#### [SOURCE RECORDS]
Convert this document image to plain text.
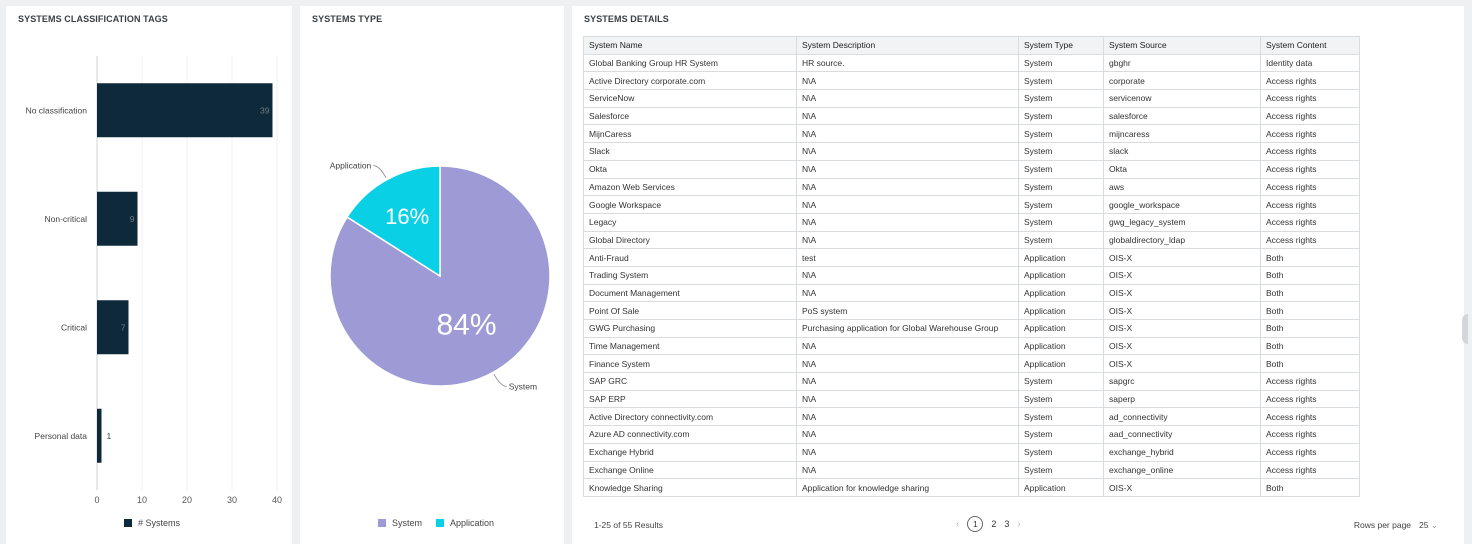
SYSTEMS CLASSIFICATION TAGS
0	10	20	30	40
No classification	39
Non-critical	9
Critical	7
Personal data 1
# Systems
SYSTEMS TYPE
84%
System
16%
Application
System	Application
SYSTEMS DETAILS
System Name	System Description	System Type	System Source	System Content
Global Banking Group HR System	HR source.	System	gbghr	Identity data
Active Directory corporate.com	N\A	System	corporate	Access rights
ServiceNow	N\A	System	servicenow	Access rights
Salesforce	N\A	System	salesforce	Access rights
MijnCaress	N\A	System	mijncaress	Access rights
Slack	N\A	System	slack	Access rights
Okta	N\A	System	Okta	Access rights
Amazon Web Services	N\A	System	aws	Access rights
Google Workspace	N\A	System	google_workspace	Access rights
Legacy	N\A	System	gwg_legacy_system	Access rights
Global Directory	N\A	System	globaldirectory_ldap	Access rights
Anti-Fraud	test	Application	OIS-X	Both
Trading System	N\A	Application	OIS-X	Both
Document Management	N\A	Application	OIS-X	Both
Point Of Sale	PoS system	Application	OIS-X	Both
GWG Purchasing	Purchasing application for Global Warehouse Group	Application	OIS-X	Both
Time Management	N\A	Application	OIS-X	Both
Finance System	N\A	Application	OIS-X	Both
SAP GRC	N\A	System	sapgrc	Access rights
SAP ERP	N\A	System	saperp	Access rights
Active Directory connectivity.com	N\A	System	ad_connectivity	Access rights
Azure AD connectivity.com	N\A	System	aad_connectivity	Access rights
Exchange Hybrid	N\A	System	exchange_hybrid	Access rights
Exchange Online	N\A	System	exchange_online	Access rights
Knowledge Sharing	Application for knowledge sharing	Application	OIS-X	Both
1-25 of 55 Results	‹	1	2 3 ›	Rows per page 25 ⌄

#### [WHAT YOU WILL DO]
Check the data for the word "Application" and pull out the lines that have it.

#### [EXERCISE RESPONSE]
Application
System	Application
Anti-Fraud	test	Application	OIS-X	Both
Trading System	N\A	Application	OIS-X	Both
Document Management	N\A	Application	OIS-X	Both
Point Of Sale	PoS system	Application	OIS-X	Both
GWG Purchasing	Purchasing application for Global Warehouse Group	Application	OIS-X	Both
Time Management	N\A	Application	OIS-X	Both
Finance System	N\A	Application	OIS-X	Both
Knowledge Sharing	Application for knowledge sharing	Application	OIS-X	Both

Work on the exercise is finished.